Return each line of the listing below that contains the string "name", copying those lines in full. Case counts.

* * *

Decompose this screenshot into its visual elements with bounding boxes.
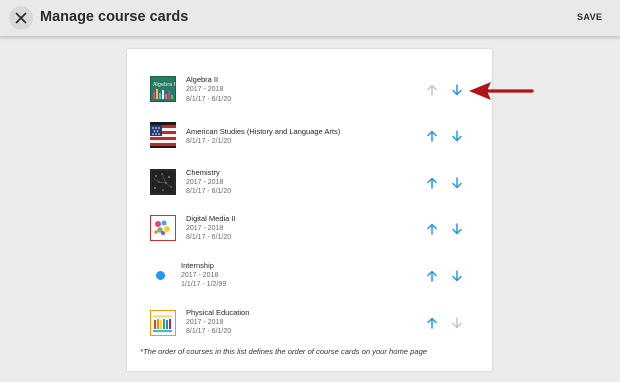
- flag-thumbnail: [150, 122, 176, 148]
- course-dates: 1/1/17 - 1/2/99: [181, 281, 227, 288]
- course-list-card: Algebra II Algebra II 2017 - 2018 8/1/17…: [127, 49, 492, 371]
- course-term: 2017 - 2018: [181, 271, 219, 279]
- course-term: 2017 - 2018: [186, 318, 224, 326]
- arrow-down-icon: [452, 177, 462, 189]
- arrow-down-icon: [452, 84, 462, 96]
- course-term: 2017 - 2018: [186, 178, 224, 186]
- red-arrow-icon: [469, 82, 534, 100]
- algebra-thumbnail: Algebra II: [150, 76, 176, 102]
- move-down-button[interactable]: [450, 316, 464, 330]
- arrow-down-icon: [452, 270, 462, 282]
- arrow-down-icon: [452, 130, 462, 142]
- move-up-button[interactable]: [425, 316, 439, 330]
- move-down-button[interactable]: [450, 269, 464, 283]
- move-down-button[interactable]: [450, 176, 464, 190]
- arrow-up-icon: [427, 84, 437, 96]
- move-down-button[interactable]: [450, 222, 464, 236]
- arrow-up-icon: [427, 223, 437, 235]
- close-icon: [15, 12, 27, 24]
- course-name: Physical Education: [186, 308, 250, 317]
- arrow-down-icon: [452, 223, 462, 235]
- top-app-bar: Manage course cards SAVE: [0, 0, 620, 37]
- pe-thumbnail: [150, 310, 176, 336]
- move-down-button[interactable]: [450, 129, 464, 143]
- move-up-button[interactable]: [425, 176, 439, 190]
- save-button[interactable]: SAVE: [577, 12, 602, 22]
- media-thumbnail: [150, 215, 176, 241]
- course-name: Algebra II: [186, 75, 219, 84]
- course-dates: 8/1/17 - 6/1/20: [186, 234, 232, 241]
- course-term: 2017 - 2018: [186, 86, 224, 93]
- course-color-dot: [156, 271, 165, 280]
- course-name: Chemistry: [186, 168, 220, 177]
- close-button[interactable]: [9, 6, 33, 30]
- course-dates: 8/1/17 - 2/1/20: [186, 137, 232, 145]
- course-dates: 8/1/17 - 6/1/20: [186, 95, 232, 103]
- course-dates: 8/1/17 - 6/1/20: [186, 328, 232, 335]
- svg-text:Algebra II: Algebra II: [153, 82, 176, 88]
- arrow-up-icon: [427, 270, 437, 282]
- move-down-button[interactable]: [450, 83, 464, 97]
- order-footnote: *The order of courses in this list defin…: [140, 347, 428, 356]
- arrow-down-icon: [452, 317, 462, 329]
- arrow-up-icon: [427, 130, 437, 142]
- move-up-button[interactable]: [425, 129, 439, 143]
- move-up-button[interactable]: [425, 222, 439, 236]
- arrow-up-icon: [427, 177, 437, 189]
- course-name: Internship: [181, 261, 214, 270]
- arrow-up-icon: [427, 317, 437, 329]
- course-term: 2017 - 2018: [186, 224, 224, 232]
- course-name: Digital Media II: [186, 214, 236, 223]
- course-dates: 8/1/17 - 6/1/20: [186, 188, 232, 195]
- page-title: Manage course cards: [40, 9, 189, 25]
- chalkboard-thumbnail: [150, 169, 176, 195]
- course-name: American Studies (History and Language A…: [186, 127, 341, 136]
- move-up-button[interactable]: [425, 269, 439, 283]
- move-up-button[interactable]: [425, 83, 439, 97]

* * *

▸ **TASK SOLUTION**:
- course-name: Physical Education: [186, 308, 250, 317]
- course-name: Algebra II: [186, 75, 219, 84]
- course-name: Chemistry: [186, 168, 220, 177]
- course-name: Internship: [181, 261, 214, 270]
- course-name: Digital Media II: [186, 214, 236, 223]
- course-name: American Studies (History and Language A…: [186, 127, 341, 136]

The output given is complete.